**Exercise prompt**
Your task is to print every entry below exactly as given.

**Listed records**

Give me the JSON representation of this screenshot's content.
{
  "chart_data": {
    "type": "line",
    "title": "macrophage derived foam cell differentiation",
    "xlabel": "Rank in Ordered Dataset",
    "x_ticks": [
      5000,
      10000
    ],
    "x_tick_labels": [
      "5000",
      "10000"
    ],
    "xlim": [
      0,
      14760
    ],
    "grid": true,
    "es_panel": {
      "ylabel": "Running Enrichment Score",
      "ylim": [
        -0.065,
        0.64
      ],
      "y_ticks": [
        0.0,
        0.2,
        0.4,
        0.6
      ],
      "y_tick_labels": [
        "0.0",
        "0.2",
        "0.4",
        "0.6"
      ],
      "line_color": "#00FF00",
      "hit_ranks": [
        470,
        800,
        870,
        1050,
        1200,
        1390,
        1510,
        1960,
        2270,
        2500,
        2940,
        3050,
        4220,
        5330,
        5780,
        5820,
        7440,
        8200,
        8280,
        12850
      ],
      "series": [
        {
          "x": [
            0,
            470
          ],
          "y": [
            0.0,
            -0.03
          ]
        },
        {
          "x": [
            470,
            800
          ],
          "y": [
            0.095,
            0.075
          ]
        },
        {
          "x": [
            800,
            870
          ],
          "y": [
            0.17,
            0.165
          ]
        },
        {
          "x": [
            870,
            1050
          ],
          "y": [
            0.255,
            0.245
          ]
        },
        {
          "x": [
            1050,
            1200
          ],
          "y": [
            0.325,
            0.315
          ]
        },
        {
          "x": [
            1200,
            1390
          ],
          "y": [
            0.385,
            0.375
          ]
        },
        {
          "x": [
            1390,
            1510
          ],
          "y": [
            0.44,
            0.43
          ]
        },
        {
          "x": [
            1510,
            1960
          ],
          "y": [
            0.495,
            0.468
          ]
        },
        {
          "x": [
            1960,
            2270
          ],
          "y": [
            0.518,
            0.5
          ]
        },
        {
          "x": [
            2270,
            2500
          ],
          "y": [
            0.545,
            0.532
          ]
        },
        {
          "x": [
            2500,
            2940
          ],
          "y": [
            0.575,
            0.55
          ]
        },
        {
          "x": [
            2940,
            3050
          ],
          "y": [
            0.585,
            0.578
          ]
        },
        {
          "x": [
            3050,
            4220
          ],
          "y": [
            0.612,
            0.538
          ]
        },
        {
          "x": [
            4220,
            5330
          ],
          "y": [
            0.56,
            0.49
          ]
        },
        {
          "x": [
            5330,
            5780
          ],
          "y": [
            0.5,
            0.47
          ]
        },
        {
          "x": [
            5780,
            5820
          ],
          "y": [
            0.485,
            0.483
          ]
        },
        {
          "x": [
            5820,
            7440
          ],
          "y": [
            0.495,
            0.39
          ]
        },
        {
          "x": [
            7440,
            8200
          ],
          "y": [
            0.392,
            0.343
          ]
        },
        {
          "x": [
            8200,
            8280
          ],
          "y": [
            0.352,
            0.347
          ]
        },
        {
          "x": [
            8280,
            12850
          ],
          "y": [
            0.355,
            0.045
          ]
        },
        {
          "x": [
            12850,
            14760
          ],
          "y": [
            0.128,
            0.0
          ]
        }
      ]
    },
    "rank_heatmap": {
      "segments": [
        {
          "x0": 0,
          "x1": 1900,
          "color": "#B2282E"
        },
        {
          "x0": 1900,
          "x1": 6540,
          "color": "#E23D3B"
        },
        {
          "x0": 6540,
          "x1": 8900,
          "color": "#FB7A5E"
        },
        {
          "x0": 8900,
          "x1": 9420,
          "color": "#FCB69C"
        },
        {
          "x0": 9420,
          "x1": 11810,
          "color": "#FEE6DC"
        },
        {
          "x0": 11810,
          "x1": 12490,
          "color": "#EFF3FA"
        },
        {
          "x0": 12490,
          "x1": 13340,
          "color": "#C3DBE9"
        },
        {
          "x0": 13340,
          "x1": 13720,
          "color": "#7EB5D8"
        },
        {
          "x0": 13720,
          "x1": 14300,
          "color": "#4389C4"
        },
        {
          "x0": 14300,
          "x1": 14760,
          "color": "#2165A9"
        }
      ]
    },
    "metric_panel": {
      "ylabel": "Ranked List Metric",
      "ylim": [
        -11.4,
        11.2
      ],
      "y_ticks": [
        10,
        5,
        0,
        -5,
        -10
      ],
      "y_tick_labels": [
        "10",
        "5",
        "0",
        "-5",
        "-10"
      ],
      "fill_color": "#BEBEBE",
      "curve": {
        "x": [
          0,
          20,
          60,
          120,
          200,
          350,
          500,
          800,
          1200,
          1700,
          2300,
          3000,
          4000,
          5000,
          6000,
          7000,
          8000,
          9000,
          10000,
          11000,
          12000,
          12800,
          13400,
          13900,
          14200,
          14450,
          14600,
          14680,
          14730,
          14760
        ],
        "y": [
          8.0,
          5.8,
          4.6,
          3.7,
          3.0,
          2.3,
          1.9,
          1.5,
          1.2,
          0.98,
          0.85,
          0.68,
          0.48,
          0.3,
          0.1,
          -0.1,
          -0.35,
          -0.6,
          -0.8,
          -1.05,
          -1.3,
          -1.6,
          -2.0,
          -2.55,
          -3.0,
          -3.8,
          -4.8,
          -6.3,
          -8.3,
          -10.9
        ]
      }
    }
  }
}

**Final result**
Give me the JSON representation of this screenshot's content.
{
  "chart_data": {
    "type": "line",
    "title": "macrophage derived foam cell differentiation",
    "xlabel": "Rank in Ordered Dataset",
    "x_ticks": [
      5000,
      10000
    ],
    "x_tick_labels": [
      "5000",
      "10000"
    ],
    "xlim": [
      0,
      14760
    ],
    "grid": true,
    "es_panel": {
      "ylabel": "Running Enrichment Score",
      "ylim": [
        -0.065,
        0.64
      ],
      "y_ticks": [
        0.0,
        0.2,
        0.4,
        0.6
      ],
      "y_tick_labels": [
        "0.0",
        "0.2",
        "0.4",
        "0.6"
      ],
      "line_color": "#00FF00",
      "hit_ranks": [
        470,
        800,
        870,
        1050,
        1200,
        1390,
        1510,
        1960,
        2270,
        2500,
        2940,
        3050,
        4220,
        5330,
        5780,
        5820,
        7440,
        8200,
        8280,
        12850
      ],
      "series": [
        {
          "x": [
            0,
            470
          ],
          "y": [
            0.0,
            -0.03
          ]
        },
        {
          "x": [
            470,
            800
          ],
          "y": [
            0.095,
            0.075
          ]
        },
        {
          "x": [
            800,
            870
          ],
          "y": [
            0.17,
            0.165
          ]
        },
        {
          "x": [
            870,
            1050
          ],
          "y": [
            0.255,
            0.245
          ]
        },
        {
          "x": [
            1050,
            1200
          ],
          "y": [
            0.325,
            0.315
          ]
        },
        {
          "x": [
            1200,
            1390
          ],
          "y": [
            0.385,
            0.375
          ]
        },
        {
          "x": [
            1390,
            1510
          ],
          "y": [
            0.44,
            0.43
          ]
        },
        {
          "x": [
            1510,
            1960
          ],
          "y": [
            0.495,
            0.468
          ]
        },
        {
          "x": [
            1960,
            2270
          ],
          "y": [
            0.518,
            0.5
          ]
        },
        {
          "x": [
            2270,
            2500
          ],
          "y": [
            0.545,
            0.532
          ]
        },
        {
          "x": [
            2500,
            2940
          ],
          "y": [
            0.575,
            0.55
          ]
        },
        {
          "x": [
            2940,
            3050
          ],
          "y": [
            0.585,
            0.578
          ]
        },
        {
          "x": [
            3050,
            4220
          ],
          "y": [
            0.612,
            0.538
          ]
        },
        {
          "x": [
            4220,
            5330
          ],
          "y": [
            0.56,
            0.49
          ]
        },
        {
          "x": [
            5330,
            5780
          ],
          "y": [
            0.5,
            0.47
          ]
        },
        {
          "x": [
            5780,
            5820
          ],
          "y": [
            0.485,
            0.483
          ]
        },
        {
          "x": [
            5820,
            7440
          ],
          "y": [
            0.495,
            0.39
          ]
        },
        {
          "x": [
            7440,
            8200
          ],
          "y": [
            0.392,
            0.343
          ]
        },
        {
          "x": [
            8200,
            8280
          ],
          "y": [
            0.352,
            0.347
          ]
        },
        {
          "x": [
            8280,
            12850
          ],
          "y": [
            0.355,
            0.045
          ]
        },
        {
          "x": [
            12850,
            14760
          ],
          "y": [
            0.128,
            0.0
          ]
        }
      ]
    },
    "rank_heatmap": {
      "segments": [
        {
          "x0": 0,
          "x1": 1900,
          "color": "#B2282E"
        },
        {
          "x0": 1900,
          "x1": 6540,
          "color": "#E23D3B"
        },
        {
          "x0": 6540,
          "x1": 8900,
          "color": "#FB7A5E"
        },
        {
          "x0": 8900,
          "x1": 9420,
          "color": "#FCB69C"
        },
        {
          "x0": 9420,
          "x1": 11810,
          "color": "#FEE6DC"
        },
        {
          "x0": 11810,
          "x1": 12490,
          "color": "#EFF3FA"
        },
        {
          "x0": 12490,
          "x1": 13340,
          "color": "#C3DBE9"
        },
        {
          "x0": 13340,
          "x1": 13720,
          "color": "#7EB5D8"
        },
        {
          "x0": 13720,
          "x1": 14300,
          "color": "#4389C4"
        },
        {
          "x0": 14300,
          "x1": 14760,
          "color": "#2165A9"
        }
      ]
    },
    "metric_panel": {
      "ylabel": "Ranked List Metric",
      "ylim": [
        -11.4,
        11.2
      ],
      "y_ticks": [
        10,
        5,
        0,
        -5,
        -10
      ],
      "y_tick_labels": [
        "10",
        "5",
        "0",
        "-5",
        "-10"
      ],
      "fill_color": "#BEBEBE",
      "curve": {
        "x": [
          0,
          20,
          60,
          120,
          200,
          350,
          500,
          800,
          1200,
          1700,
          2300,
          3000,
          4000,
          5000,
          6000,
          7000,
          8000,
          9000,
          10000,
          11000,
          12000,
          12800,
          13400,
          13900,
          14200,
          14450,
          14600,
          14680,
          14730,
          14760
        ],
        "y": [
          8.0,
          5.8,
          4.6,
          3.7,
          3.0,
          2.3,
          1.9,
          1.5,
          1.2,
          0.98,
          0.85,
          0.68,
          0.48,
          0.3,
          0.1,
          -0.1,
          -0.35,
          -0.6,
          -0.8,
          -1.05,
          -1.3,
          -1.6,
          -2.0,
          -2.55,
          -3.0,
          -3.8,
          -4.8,
          -6.3,
          -8.3,
          -10.9
        ]
      }
    }
  }
}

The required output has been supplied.